— START OF Material for this exercise —
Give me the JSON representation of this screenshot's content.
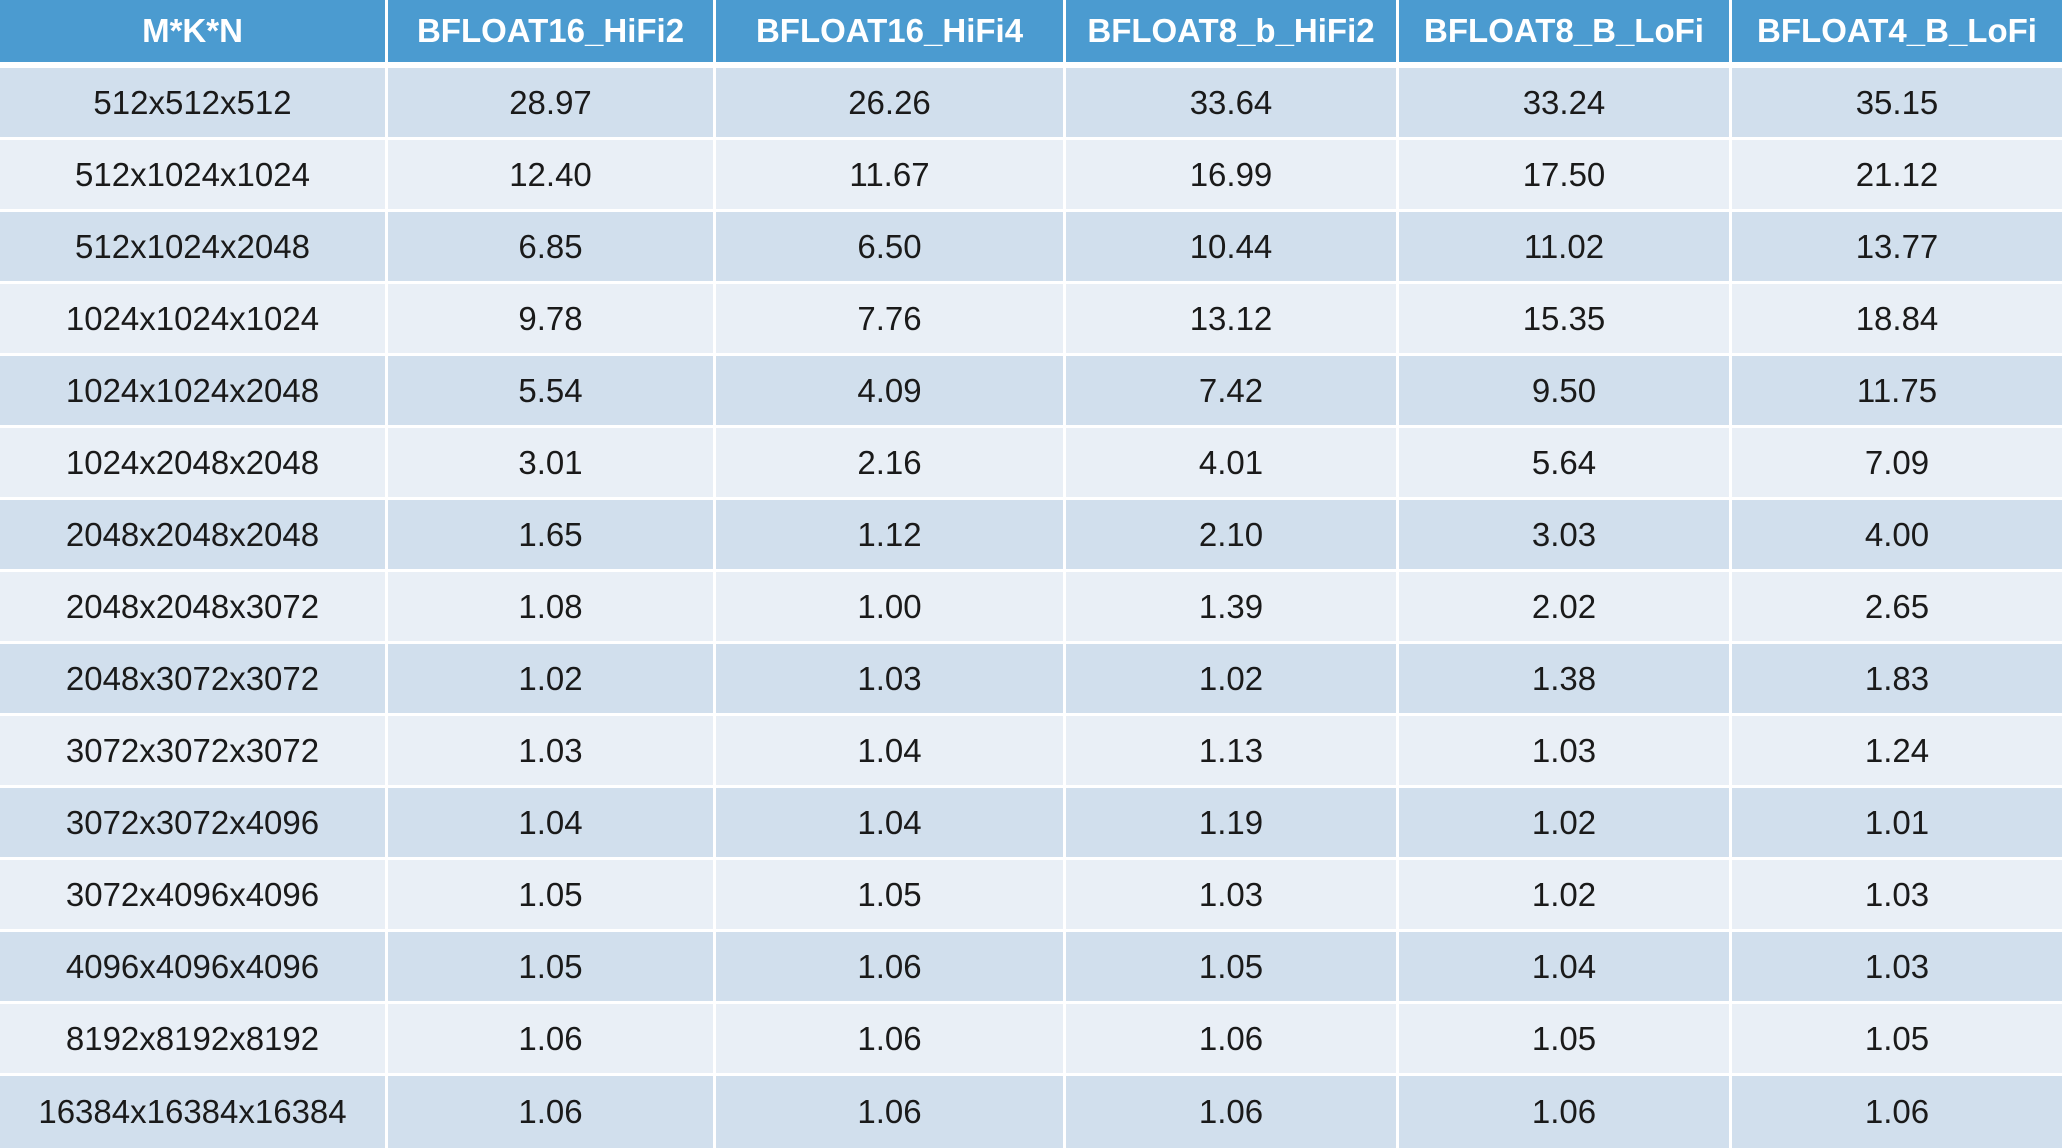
{
  "table": {
    "headers": [
      "M*K*N",
      "BFLOAT16_HiFi2",
      "BFLOAT16_HiFi4",
      "BFLOAT8_b_HiFi2",
      "BFLOAT8_B_LoFi",
      "BFLOAT4_B_LoFi"
    ],
    "rows": [
      [
        "512x512x512",
        "28.97",
        "26.26",
        "33.64",
        "33.24",
        "35.15"
      ],
      [
        "512x1024x1024",
        "12.40",
        "11.67",
        "16.99",
        "17.50",
        "21.12"
      ],
      [
        "512x1024x2048",
        "6.85",
        "6.50",
        "10.44",
        "11.02",
        "13.77"
      ],
      [
        "1024x1024x1024",
        "9.78",
        "7.76",
        "13.12",
        "15.35",
        "18.84"
      ],
      [
        "1024x1024x2048",
        "5.54",
        "4.09",
        "7.42",
        "9.50",
        "11.75"
      ],
      [
        "1024x2048x2048",
        "3.01",
        "2.16",
        "4.01",
        "5.64",
        "7.09"
      ],
      [
        "2048x2048x2048",
        "1.65",
        "1.12",
        "2.10",
        "3.03",
        "4.00"
      ],
      [
        "2048x2048x3072",
        "1.08",
        "1.00",
        "1.39",
        "2.02",
        "2.65"
      ],
      [
        "2048x3072x3072",
        "1.02",
        "1.03",
        "1.02",
        "1.38",
        "1.83"
      ],
      [
        "3072x3072x3072",
        "1.03",
        "1.04",
        "1.13",
        "1.03",
        "1.24"
      ],
      [
        "3072x3072x4096",
        "1.04",
        "1.04",
        "1.19",
        "1.02",
        "1.01"
      ],
      [
        "3072x4096x4096",
        "1.05",
        "1.05",
        "1.03",
        "1.02",
        "1.03"
      ],
      [
        "4096x4096x4096",
        "1.05",
        "1.06",
        "1.05",
        "1.04",
        "1.03"
      ],
      [
        "8192x8192x8192",
        "1.06",
        "1.06",
        "1.06",
        "1.05",
        "1.05"
      ],
      [
        "16384x16384x16384",
        "1.06",
        "1.06",
        "1.06",
        "1.06",
        "1.06"
      ]
    ]
  },
  "colors": {
    "header_background": "#4b9bd0",
    "header_text": "#ffffff",
    "row_odd_background": "#d1dfed",
    "row_even_background": "#e9eff6"
  }
}
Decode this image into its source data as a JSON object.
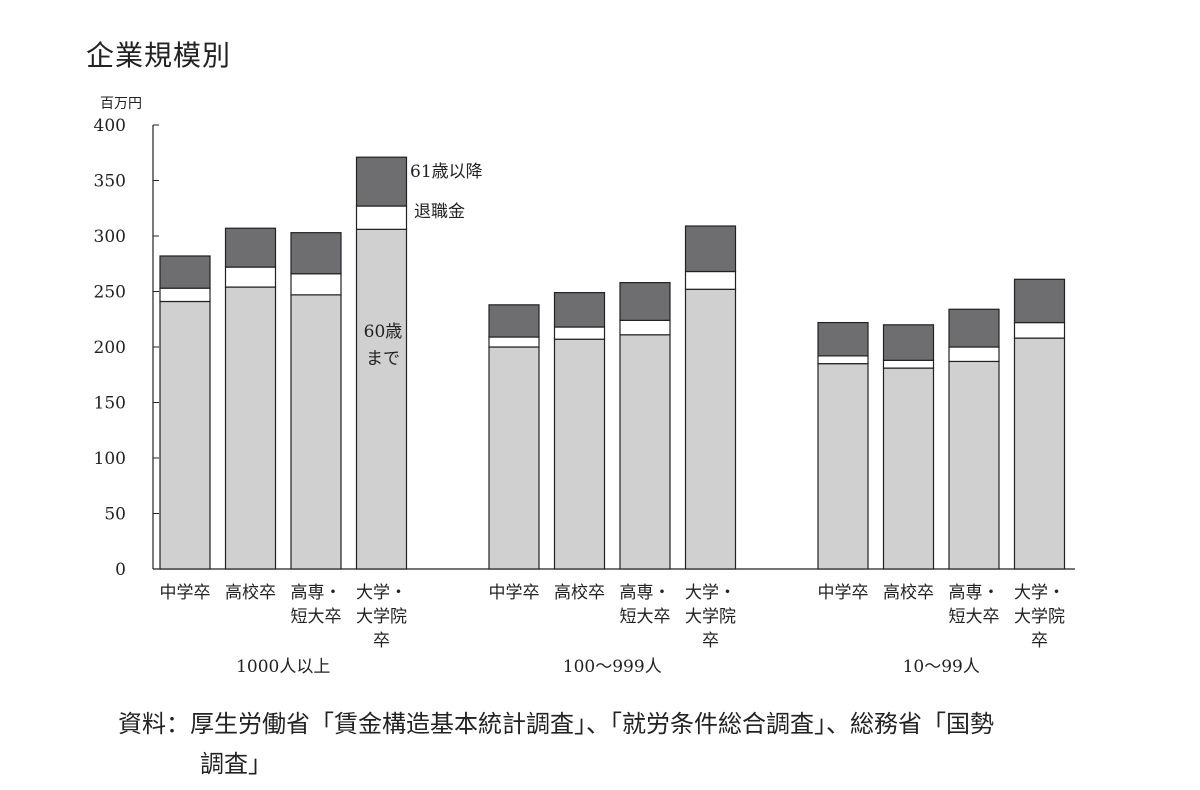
{
  "title": "企業規模別",
  "source_line1": "資料：厚生労働省「賃金構造基本統計調査」、「就労条件総合調査」、総務省「国勢",
  "source_line2": "調査」",
  "chart_data": {
    "type": "bar",
    "stacked": true,
    "y_unit": "百万円",
    "ylim": [
      0,
      400
    ],
    "yticks": [
      0,
      50,
      100,
      150,
      200,
      250,
      300,
      350,
      400
    ],
    "grid": false,
    "groups": [
      {
        "label": "1000人以上",
        "categories": [
          [
            "中学卒"
          ],
          [
            "高校卒"
          ],
          [
            "高専・",
            "短大卒"
          ],
          [
            "大学・",
            "大学院",
            "卒"
          ]
        ]
      },
      {
        "label": "100〜999人",
        "categories": [
          [
            "中学卒"
          ],
          [
            "高校卒"
          ],
          [
            "高専・",
            "短大卒"
          ],
          [
            "大学・",
            "大学院",
            "卒"
          ]
        ]
      },
      {
        "label": "10〜99人",
        "categories": [
          [
            "中学卒"
          ],
          [
            "高校卒"
          ],
          [
            "高専・",
            "短大卒"
          ],
          [
            "大学・",
            "大学院",
            "卒"
          ]
        ]
      }
    ],
    "series": [
      {
        "name": "60歳まで",
        "color": "#d0d0d0",
        "values": [
          241,
          254,
          247,
          306,
          200,
          207,
          211,
          252,
          185,
          181,
          187,
          208
        ]
      },
      {
        "name": "退職金",
        "color": "#ffffff",
        "values": [
          12,
          18,
          19,
          21,
          9,
          11,
          13,
          16,
          7,
          7,
          13,
          14
        ]
      },
      {
        "name": "61歳以降",
        "color": "#6e6e70",
        "values": [
          29,
          35,
          37,
          44,
          29,
          31,
          34,
          41,
          30,
          32,
          34,
          39
        ]
      }
    ],
    "annotations": {
      "after60": "61歳以降",
      "retirement": "退職金",
      "until60_line1": "60歳",
      "until60_line2": "まで"
    }
  }
}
— END OF Material for this exercise —
Given request: Every entry above is to be set down exactly; the pictures are to be left out.

Exercise result:
Give me the JSON representation of this screenshot's content.
{
  "table": {
    "headers": [
      "M*K*N",
      "BFLOAT16_HiFi2",
      "BFLOAT16_HiFi4",
      "BFLOAT8_b_HiFi2",
      "BFLOAT8_B_LoFi",
      "BFLOAT4_B_LoFi"
    ],
    "rows": [
      [
        "512x512x512",
        "28.97",
        "26.26",
        "33.64",
        "33.24",
        "35.15"
      ],
      [
        "512x1024x1024",
        "12.40",
        "11.67",
        "16.99",
        "17.50",
        "21.12"
      ],
      [
        "512x1024x2048",
        "6.85",
        "6.50",
        "10.44",
        "11.02",
        "13.77"
      ],
      [
        "1024x1024x1024",
        "9.78",
        "7.76",
        "13.12",
        "15.35",
        "18.84"
      ],
      [
        "1024x1024x2048",
        "5.54",
        "4.09",
        "7.42",
        "9.50",
        "11.75"
      ],
      [
        "1024x2048x2048",
        "3.01",
        "2.16",
        "4.01",
        "5.64",
        "7.09"
      ],
      [
        "2048x2048x2048",
        "1.65",
        "1.12",
        "2.10",
        "3.03",
        "4.00"
      ],
      [
        "2048x2048x3072",
        "1.08",
        "1.00",
        "1.39",
        "2.02",
        "2.65"
      ],
      [
        "2048x3072x3072",
        "1.02",
        "1.03",
        "1.02",
        "1.38",
        "1.83"
      ],
      [
        "3072x3072x3072",
        "1.03",
        "1.04",
        "1.13",
        "1.03",
        "1.24"
      ],
      [
        "3072x3072x4096",
        "1.04",
        "1.04",
        "1.19",
        "1.02",
        "1.01"
      ],
      [
        "3072x4096x4096",
        "1.05",
        "1.05",
        "1.03",
        "1.02",
        "1.03"
      ],
      [
        "4096x4096x4096",
        "1.05",
        "1.06",
        "1.05",
        "1.04",
        "1.03"
      ],
      [
        "8192x8192x8192",
        "1.06",
        "1.06",
        "1.06",
        "1.05",
        "1.05"
      ],
      [
        "16384x16384x16384",
        "1.06",
        "1.06",
        "1.06",
        "1.06",
        "1.06"
      ]
    ]
  },
  "colors": {
    "header_background": "#4b9bd0",
    "header_text": "#ffffff",
    "row_odd_background": "#d1dfed",
    "row_even_background": "#e9eff6"
  }
}
Decode this image into its source data as a JSON object.
{
  "title": "企業規模別",
  "source_line1": "資料：厚生労働省「賃金構造基本統計調査」、「就労条件総合調査」、総務省「国勢",
  "source_line2": "調査」",
  "chart_data": {
    "type": "bar",
    "stacked": true,
    "y_unit": "百万円",
    "ylim": [
      0,
      400
    ],
    "yticks": [
      0,
      50,
      100,
      150,
      200,
      250,
      300,
      350,
      400
    ],
    "grid": false,
    "groups": [
      {
        "label": "1000人以上",
        "categories": [
          [
            "中学卒"
          ],
          [
            "高校卒"
          ],
          [
            "高専・",
            "短大卒"
          ],
          [
            "大学・",
            "大学院",
            "卒"
          ]
        ]
      },
      {
        "label": "100〜999人",
        "categories": [
          [
            "中学卒"
          ],
          [
            "高校卒"
          ],
          [
            "高専・",
            "短大卒"
          ],
          [
            "大学・",
            "大学院",
            "卒"
          ]
        ]
      },
      {
        "label": "10〜99人",
        "categories": [
          [
            "中学卒"
          ],
          [
            "高校卒"
          ],
          [
            "高専・",
            "短大卒"
          ],
          [
            "大学・",
            "大学院",
            "卒"
          ]
        ]
      }
    ],
    "series": [
      {
        "name": "60歳まで",
        "color": "#d0d0d0",
        "values": [
          241,
          254,
          247,
          306,
          200,
          207,
          211,
          252,
          185,
          181,
          187,
          208
        ]
      },
      {
        "name": "退職金",
        "color": "#ffffff",
        "values": [
          12,
          18,
          19,
          21,
          9,
          11,
          13,
          16,
          7,
          7,
          13,
          14
        ]
      },
      {
        "name": "61歳以降",
        "color": "#6e6e70",
        "values": [
          29,
          35,
          37,
          44,
          29,
          31,
          34,
          41,
          30,
          32,
          34,
          39
        ]
      }
    ],
    "annotations": {
      "after60": "61歳以降",
      "retirement": "退職金",
      "until60_line1": "60歳",
      "until60_line2": "まで"
    }
  }
}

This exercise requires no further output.